Data records

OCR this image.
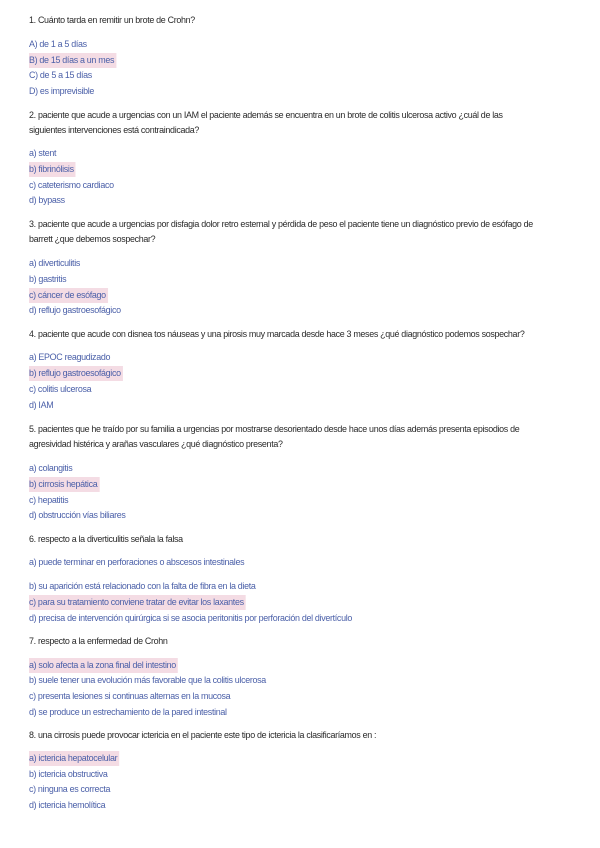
1. Cuánto tarda en remitir un brote de Crohn?
A) de 1 a 5 días
B) de 15 días a un mes
C) de 5 a 15 días
D) es imprevisible
2. paciente que acude a urgencias con un IAM el paciente además se encuentra en un brote de colitis ulcerosa activo ¿cuál de las siguientes intervenciones está contraindicada?
a) stent
b) fibrinólisis
c) cateterismo cardiaco
d) bypass
3. paciente que acude a urgencias por disfagia dolor retro esternal y pérdida de peso el paciente tiene un diagnóstico previo de esófago de barrett ¿que debemos sospechar?
a) diverticulitis
b) gastritis
c) cáncer de esófago
d) reflujo gastroesofágico
4. paciente que acude con disnea tos náuseas y una pirosis muy marcada desde hace 3 meses ¿qué diagnóstico podemos sospechar?
a) EPOC reagudizado
b) reflujo gastroesofágico
c) colitis ulcerosa
d) IAM
5. pacientes que he traído por su familia a urgencias por mostrarse desorientado desde hace unos días además presenta episodios de agresividad histérica y arañas vasculares ¿qué diagnóstico presenta?
a) colangitis
b) cirrosis hepática
c) hepatitis
d) obstrucción vías biliares
6. respecto a la diverticulitis señala la falsa
a) puede terminar en perforaciones o abscesos intestinales
b) su aparición está relacionado con la falta de fibra en la dieta
c) para su tratamiento conviene tratar de evitar los laxantes
d) precisa de intervención quirúrgica si se asocia peritonitis por perforación del divertículo
7. respecto a la enfermedad de Crohn
a) solo afecta a la zona final del intestino
b) suele tener una evolución más favorable que la colitis ulcerosa
c) presenta lesiones si continuas alternas en la mucosa
d) se produce un estrechamiento de la pared intestinal
8. una cirrosis puede provocar ictericia en el paciente este tipo de ictericia la clasificaríamos en :
a) ictericia hepatocelular
b) ictericia obstructiva
c) ninguna es correcta
d) ictericia hemolítica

DIRECTIONS FOR THIS TASK »
Read the entries and select each line where the word "ictericia" is found.

RIGHT ANSWER »
8. una cirrosis puede provocar ictericia en el paciente este tipo de ictericia la clasificaríamos en :
a) ictericia hepatocelular
b) ictericia obstructiva
d) ictericia hemolítica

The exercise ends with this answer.